======== DATA TO PROCESS

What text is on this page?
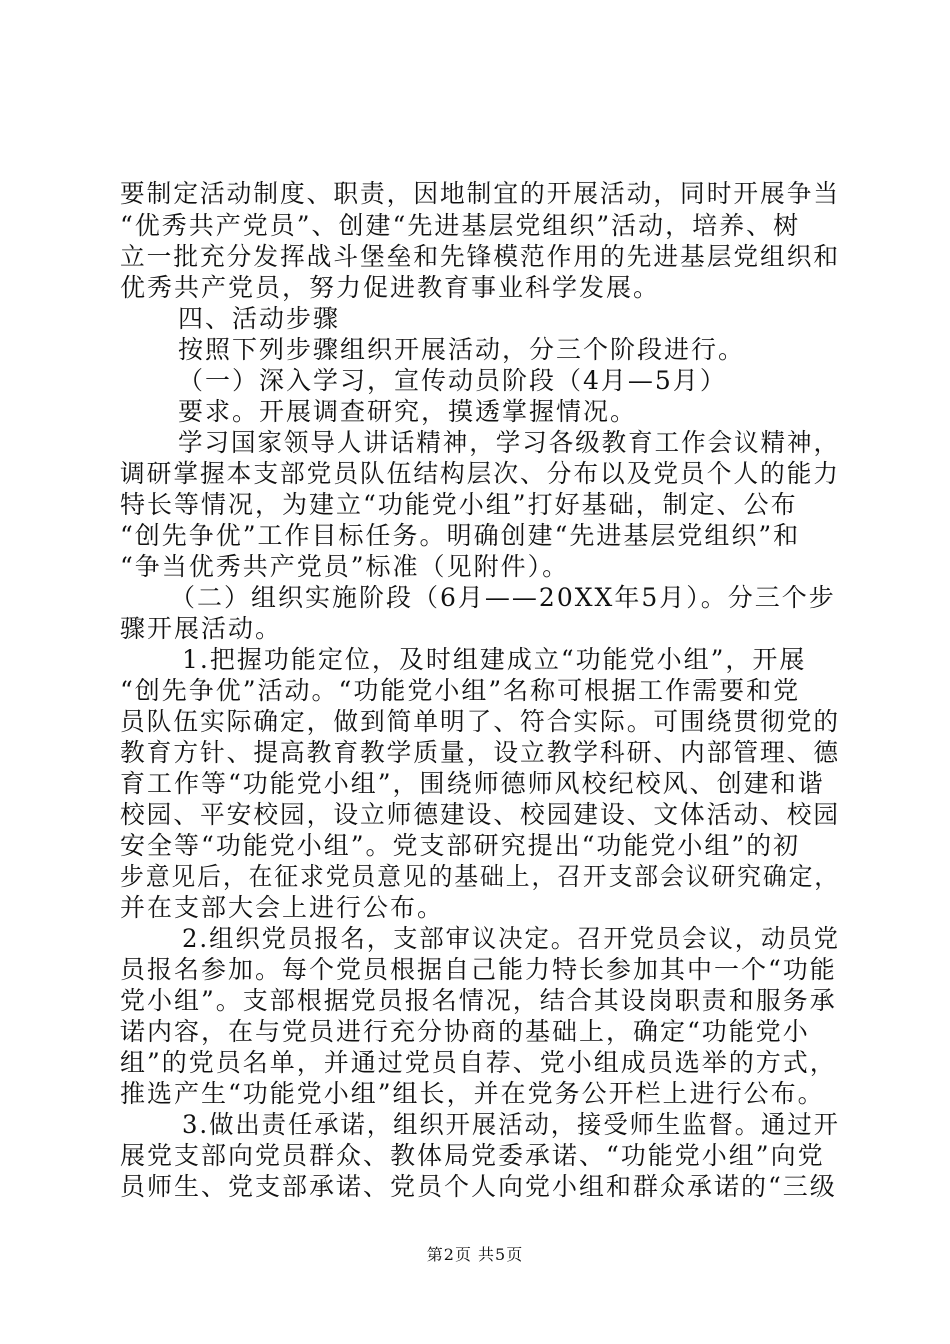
要制定活动制度、职责，因地制宜的开展活动，同时开展争当
“优秀共产党员”、创建“先进基层党组织”活动，培养、树
立一批充分发挥战斗堡垒和先锋模范作用的先进基层党组织和
优秀共产党员，努力促进教育事业科学发展。
四、活动步骤
按照下列步骤组织开展活动，分三个阶段进行。
（一）深入学习，宣传动员阶段（4月—5月）
要求。开展调查研究，摸透掌握情况。
学习国家领导人讲话精神，学习各级教育工作会议精神，
调研掌握本支部党员队伍结构层次、分布以及党员个人的能力
特长等情况，为建立“功能党小组”打好基础，制定、公布
“创先争优”工作目标任务。明确创建“先进基层党组织”和
“争当优秀共产党员”标准（见附件）。
（二）组织实施阶段（6月——20XX年5月）。分三个步
骤开展活动。
1.把握功能定位，及时组建成立“功能党小组”，开展
“创先争优”活动。“功能党小组”名称可根据工作需要和党
员队伍实际确定，做到简单明了、符合实际。可围绕贯彻党的
教育方针、提高教育教学质量，设立教学科研、内部管理、德
育工作等“功能党小组”，围绕师德师风校纪校风、创建和谐
校园、平安校园，设立师德建设、校园建设、文体活动、校园
安全等“功能党小组”。党支部研究提出“功能党小组”的初
步意见后，在征求党员意见的基础上，召开支部会议研究确定，
并在支部大会上进行公布。
2.组织党员报名，支部审议决定。召开党员会议，动员党
员报名参加。每个党员根据自己能力特长参加其中一个“功能
党小组”。支部根据党员报名情况，结合其设岗职责和服务承
诺内容，在与党员进行充分协商的基础上，确定“功能党小
组”的党员名单，并通过党员自荐、党小组成员选举的方式，
推选产生“功能党小组”组长，并在党务公开栏上进行公布。
3.做出责任承诺，组织开展活动，接受师生监督。通过开
展党支部向党员群众、教体局党委承诺、“功能党小组”向党
员师生、党支部承诺、党员个人向党小组和群众承诺的“三级
第2页 共5页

================

## PROBLEM REQUIREMENTS
List all lines from the entries that include the word "功能党小组".

## WRITTEN RESPONSE
特长等情况，为建立“功能党小组”打好基础，制定、公布
1.把握功能定位，及时组建成立“功能党小组”，开展
“创先争优”活动。“功能党小组”名称可根据工作需要和党
育工作等“功能党小组”，围绕师德师风校纪校风、创建和谐
安全等“功能党小组”。党支部研究提出“功能党小组”的初
推选产生“功能党小组”组长，并在党务公开栏上进行公布。
展党支部向党员群众、教体局党委承诺、“功能党小组”向党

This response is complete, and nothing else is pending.